* START PROVIDED DATA *

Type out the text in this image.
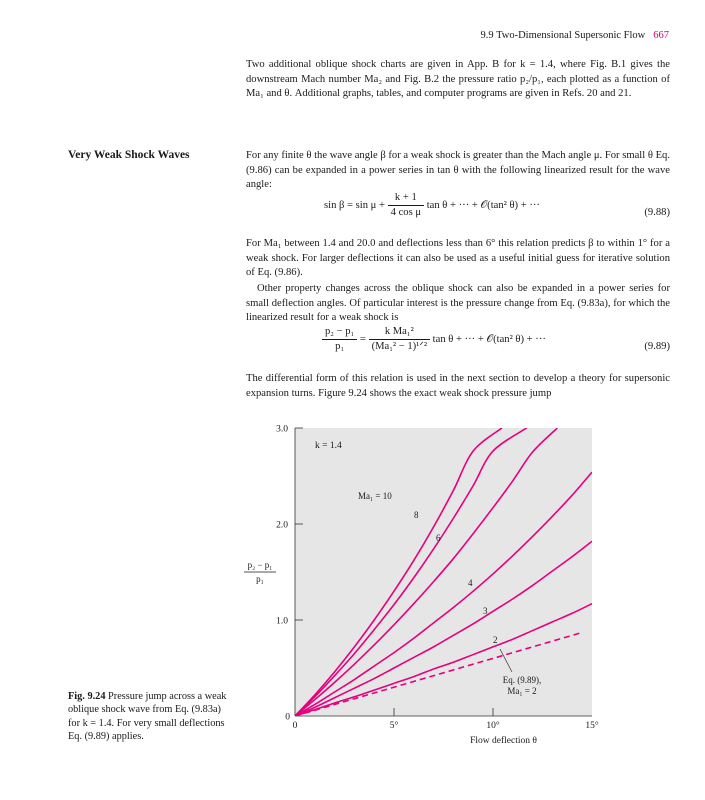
9.9 Two-Dimensional Supersonic Flow 667
Two additional oblique shock charts are given in App. B for k = 1.4, where Fig. B.1 gives the downstream Mach number Ma₂ and Fig. B.2 the pressure ratio p₂/p₁, each plotted as a function of Ma₁ and θ. Additional graphs, tables, and computer programs are given in Refs. 20 and 21.
Very Weak Shock Waves	For any finite θ the wave angle β for a weak shock is greater than the Mach angle μ. For small θ Eq. (9.86) can be expanded in a power series in tan θ with the following linearized result for the wave angle:
$\sin \beta = \sin \mu + \frac{k + 1}{\text{4 cos μ}}$ tan θ + ··· + 𝒪(tan² θ) + ···
(9.88)
For Ma₁ between 1.4 and 20.0 and deflections less than 6° this relation predicts β to within 1° for a weak shock. For larger deflections it can also be used as a useful initial guess for iterative solution of Eq. (9.86).
Other property changes across the oblique shock can also be expanded in a power series for small deflection angles. Of particular interest is the pressure change from Eq. (9.83a), for which the linearized result for a weak shock is
$\frac{\text{p₂ − p₁}}{\text{p₁}} = \frac{\text{k Ma₁²}}{\text{(Ma₁² − 1)¹ᐟ²}}$ tan θ + ··· + 𝒪(tan² θ) + ···
(9.89)
The differential form of this relation is used in the next section to develop a theory for supersonic expansion turns. Figure 9.24 shows the exact weak shock pressure jump
0
1.0
2.0
3.0
0	5°	10°	15°
Flow deflection θ
p₂ − p₁
p₁
k = 1.4
Ma₁ = 10
8
6
4
3
2
Eq. (9.89),
Ma₁ = 2
Fig. 9.24 Pressure jump across a weak oblique shock wave from Eq. (9.83a) for k = 1.4. For very small deflections Eq. (9.89) applies.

* END PROVIDED DATA *

WHAT YOU SHOULD DO:
Each entry gets copied exactly; the pictures stay out.

RESULT FOR THIS EXERCISE:
Type out the text in this image.
9.9 Two-Dimensional Supersonic Flow 667
Two additional oblique shock charts are given in App. B for k = 1.4, where Fig. B.1 gives the downstream Mach number Ma₂ and Fig. B.2 the pressure ratio p₂/p₁, each plotted as a function of Ma₁ and θ. Additional graphs, tables, and computer programs are given in Refs. 20 and 21.
Very Weak Shock Waves	For any finite θ the wave angle β for a weak shock is greater than the Mach angle μ. For small θ Eq. (9.86) can be expanded in a power series in tan θ with the following linearized result for the wave angle:
$\sin \beta = \sin \mu + \frac{k + 1}{\text{4 cos μ}}$ tan θ + ··· + 𝒪(tan² θ) + ···
(9.88)
For Ma₁ between 1.4 and 20.0 and deflections less than 6° this relation predicts β to within 1° for a weak shock. For larger deflections it can also be used as a useful initial guess for iterative solution of Eq. (9.86).
Other property changes across the oblique shock can also be expanded in a power series for small deflection angles. Of particular interest is the pressure change from Eq. (9.83a), for which the linearized result for a weak shock is
$\frac{\text{p₂ − p₁}}{\text{p₁}} = \frac{\text{k Ma₁²}}{\text{(Ma₁² − 1)¹ᐟ²}}$ tan θ + ··· + 𝒪(tan² θ) + ···
(9.89)
The differential form of this relation is used in the next section to develop a theory for supersonic expansion turns. Figure 9.24 shows the exact weak shock pressure jump
0
1.0
2.0
3.0
0	5°	10°	15°
Flow deflection θ
p₂ − p₁
p₁
k = 1.4
Ma₁ = 10
8
6
4
3
2
Eq. (9.89),
Ma₁ = 2
Fig. 9.24 Pressure jump across a weak oblique shock wave from Eq. (9.83a) for k = 1.4. For very small deflections Eq. (9.89) applies.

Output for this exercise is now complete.